═════ Dataset excerpts

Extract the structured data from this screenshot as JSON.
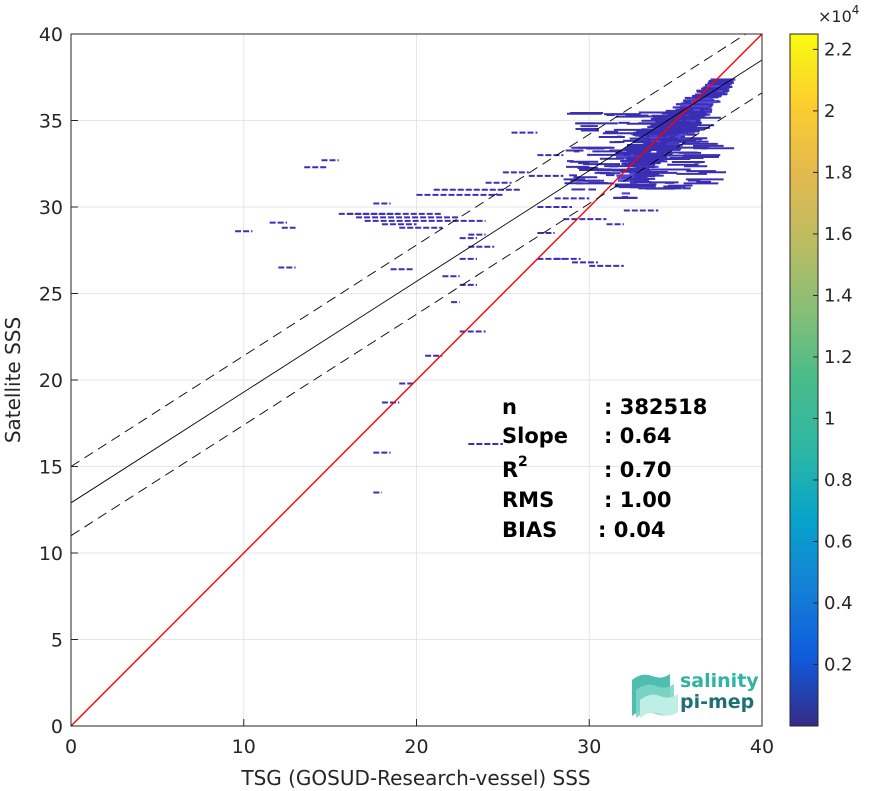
{
  "chart_data": {
    "type": "heatmap",
    "xlabel": "TSG (GOSUD-Research-vessel) SSS",
    "ylabel": "Satellite SSS",
    "xlim": [
      0,
      40
    ],
    "ylim": [
      0,
      40
    ],
    "x_ticks": [
      "0",
      "10",
      "20",
      "30",
      "40"
    ],
    "y_ticks": [
      "0",
      "5",
      "10",
      "15",
      "20",
      "25",
      "30",
      "35",
      "40"
    ],
    "grid": true,
    "colorbar": {
      "range": [
        0,
        22500
      ],
      "exponent_label": "×10",
      "exponent_power": "4",
      "ticks": [
        "0.2",
        "0.4",
        "0.6",
        "0.8",
        "1",
        "1.2",
        "1.4",
        "1.6",
        "1.8",
        "2",
        "2.2"
      ],
      "colormap": "parula"
    },
    "lines": [
      {
        "role": "identity",
        "color": "#ff0000",
        "style": "solid",
        "slope": 1.0,
        "intercept": 0.0
      },
      {
        "role": "regression",
        "color": "#000000",
        "style": "solid",
        "slope": 0.64,
        "intercept": 12.9
      },
      {
        "role": "regression-upper",
        "color": "#000000",
        "style": "dashed",
        "slope": 0.64,
        "intercept": 15.0
      },
      {
        "role": "regression-lower",
        "color": "#000000",
        "style": "dashed",
        "slope": 0.64,
        "intercept": 11.0
      }
    ],
    "density_segments": [
      [
        9.5,
        10.5,
        28.6
      ],
      [
        11.5,
        12.5,
        29.1
      ],
      [
        12.2,
        13.0,
        28.8
      ],
      [
        12.0,
        13.0,
        26.5
      ],
      [
        13.5,
        14.8,
        32.3
      ],
      [
        14.5,
        15.5,
        32.7
      ],
      [
        16.0,
        19.0,
        29.6
      ],
      [
        15.5,
        21.5,
        29.6
      ],
      [
        16.5,
        22.5,
        29.4
      ],
      [
        17.0,
        24.0,
        29.2
      ],
      [
        18.0,
        20.0,
        29.0
      ],
      [
        19.0,
        21.5,
        28.8
      ],
      [
        17.5,
        18.5,
        30.2
      ],
      [
        20.0,
        25.0,
        30.7
      ],
      [
        21.0,
        26.0,
        31.0
      ],
      [
        24.0,
        25.5,
        31.4
      ],
      [
        25.0,
        26.5,
        32.0
      ],
      [
        22.5,
        23.5,
        28.2
      ],
      [
        23.0,
        24.0,
        28.4
      ],
      [
        23.0,
        24.5,
        27.7
      ],
      [
        22.5,
        23.5,
        27.0
      ],
      [
        21.5,
        22.5,
        26.0
      ],
      [
        22.5,
        23.5,
        25.5
      ],
      [
        22.0,
        22.5,
        24.5
      ],
      [
        18.5,
        19.8,
        26.4
      ],
      [
        22.5,
        24.0,
        22.8
      ],
      [
        20.5,
        21.5,
        21.4
      ],
      [
        19.0,
        19.8,
        19.8
      ],
      [
        18.0,
        19.0,
        18.7
      ],
      [
        17.5,
        18.5,
        15.8
      ],
      [
        23.0,
        25.0,
        16.3
      ],
      [
        17.5,
        18.0,
        13.5
      ],
      [
        25.5,
        27.0,
        34.3
      ],
      [
        27.0,
        28.5,
        33.0
      ],
      [
        26.5,
        28.5,
        31.8
      ],
      [
        27.0,
        29.0,
        30.0
      ],
      [
        28.0,
        30.0,
        30.5
      ],
      [
        28.5,
        31.0,
        29.3
      ],
      [
        27.0,
        28.5,
        27.0
      ],
      [
        28.0,
        29.5,
        27.0
      ],
      [
        30.0,
        32.0,
        26.6
      ],
      [
        29.0,
        30.5,
        26.8
      ],
      [
        27.0,
        28.0,
        28.5
      ],
      [
        31.0,
        32.0,
        29.0
      ],
      [
        32.0,
        34.0,
        29.8
      ]
    ],
    "stats": [
      {
        "label": "n",
        "value": ": 382518"
      },
      {
        "label": "Slope",
        "value": ": 0.64"
      },
      {
        "label": "R",
        "sup": "2",
        "value": ": 0.70"
      },
      {
        "label": "RMS",
        "value": ": 1.00"
      },
      {
        "label": "BIAS",
        "value": ": 0.04"
      }
    ]
  },
  "logo": {
    "line1": "salinity",
    "line2": "pi-mep",
    "colors": [
      "#2fb3a3",
      "#1d6f78"
    ]
  }
}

══════════

What needs to be done: Transcribe the listing above verbatim. Omit the pictures.

Task solution:
Extract the structured data from this screenshot as JSON.
{
  "chart_data": {
    "type": "heatmap",
    "xlabel": "TSG (GOSUD-Research-vessel) SSS",
    "ylabel": "Satellite SSS",
    "xlim": [
      0,
      40
    ],
    "ylim": [
      0,
      40
    ],
    "x_ticks": [
      "0",
      "10",
      "20",
      "30",
      "40"
    ],
    "y_ticks": [
      "0",
      "5",
      "10",
      "15",
      "20",
      "25",
      "30",
      "35",
      "40"
    ],
    "grid": true,
    "colorbar": {
      "range": [
        0,
        22500
      ],
      "exponent_label": "×10",
      "exponent_power": "4",
      "ticks": [
        "0.2",
        "0.4",
        "0.6",
        "0.8",
        "1",
        "1.2",
        "1.4",
        "1.6",
        "1.8",
        "2",
        "2.2"
      ],
      "colormap": "parula"
    },
    "lines": [
      {
        "role": "identity",
        "color": "#ff0000",
        "style": "solid",
        "slope": 1.0,
        "intercept": 0.0
      },
      {
        "role": "regression",
        "color": "#000000",
        "style": "solid",
        "slope": 0.64,
        "intercept": 12.9
      },
      {
        "role": "regression-upper",
        "color": "#000000",
        "style": "dashed",
        "slope": 0.64,
        "intercept": 15.0
      },
      {
        "role": "regression-lower",
        "color": "#000000",
        "style": "dashed",
        "slope": 0.64,
        "intercept": 11.0
      }
    ],
    "density_segments": [
      [
        9.5,
        10.5,
        28.6
      ],
      [
        11.5,
        12.5,
        29.1
      ],
      [
        12.2,
        13.0,
        28.8
      ],
      [
        12.0,
        13.0,
        26.5
      ],
      [
        13.5,
        14.8,
        32.3
      ],
      [
        14.5,
        15.5,
        32.7
      ],
      [
        16.0,
        19.0,
        29.6
      ],
      [
        15.5,
        21.5,
        29.6
      ],
      [
        16.5,
        22.5,
        29.4
      ],
      [
        17.0,
        24.0,
        29.2
      ],
      [
        18.0,
        20.0,
        29.0
      ],
      [
        19.0,
        21.5,
        28.8
      ],
      [
        17.5,
        18.5,
        30.2
      ],
      [
        20.0,
        25.0,
        30.7
      ],
      [
        21.0,
        26.0,
        31.0
      ],
      [
        24.0,
        25.5,
        31.4
      ],
      [
        25.0,
        26.5,
        32.0
      ],
      [
        22.5,
        23.5,
        28.2
      ],
      [
        23.0,
        24.0,
        28.4
      ],
      [
        23.0,
        24.5,
        27.7
      ],
      [
        22.5,
        23.5,
        27.0
      ],
      [
        21.5,
        22.5,
        26.0
      ],
      [
        22.5,
        23.5,
        25.5
      ],
      [
        22.0,
        22.5,
        24.5
      ],
      [
        18.5,
        19.8,
        26.4
      ],
      [
        22.5,
        24.0,
        22.8
      ],
      [
        20.5,
        21.5,
        21.4
      ],
      [
        19.0,
        19.8,
        19.8
      ],
      [
        18.0,
        19.0,
        18.7
      ],
      [
        17.5,
        18.5,
        15.8
      ],
      [
        23.0,
        25.0,
        16.3
      ],
      [
        17.5,
        18.0,
        13.5
      ],
      [
        25.5,
        27.0,
        34.3
      ],
      [
        27.0,
        28.5,
        33.0
      ],
      [
        26.5,
        28.5,
        31.8
      ],
      [
        27.0,
        29.0,
        30.0
      ],
      [
        28.0,
        30.0,
        30.5
      ],
      [
        28.5,
        31.0,
        29.3
      ],
      [
        27.0,
        28.5,
        27.0
      ],
      [
        28.0,
        29.5,
        27.0
      ],
      [
        30.0,
        32.0,
        26.6
      ],
      [
        29.0,
        30.5,
        26.8
      ],
      [
        27.0,
        28.0,
        28.5
      ],
      [
        31.0,
        32.0,
        29.0
      ],
      [
        32.0,
        34.0,
        29.8
      ]
    ],
    "stats": [
      {
        "label": "n",
        "value": ": 382518"
      },
      {
        "label": "Slope",
        "value": ": 0.64"
      },
      {
        "label": "R",
        "sup": "2",
        "value": ": 0.70"
      },
      {
        "label": "RMS",
        "value": ": 1.00"
      },
      {
        "label": "BIAS",
        "value": ": 0.04"
      }
    ]
  },
  "logo": {
    "line1": "salinity",
    "line2": "pi-mep",
    "colors": [
      "#2fb3a3",
      "#1d6f78"
    ]
  }
}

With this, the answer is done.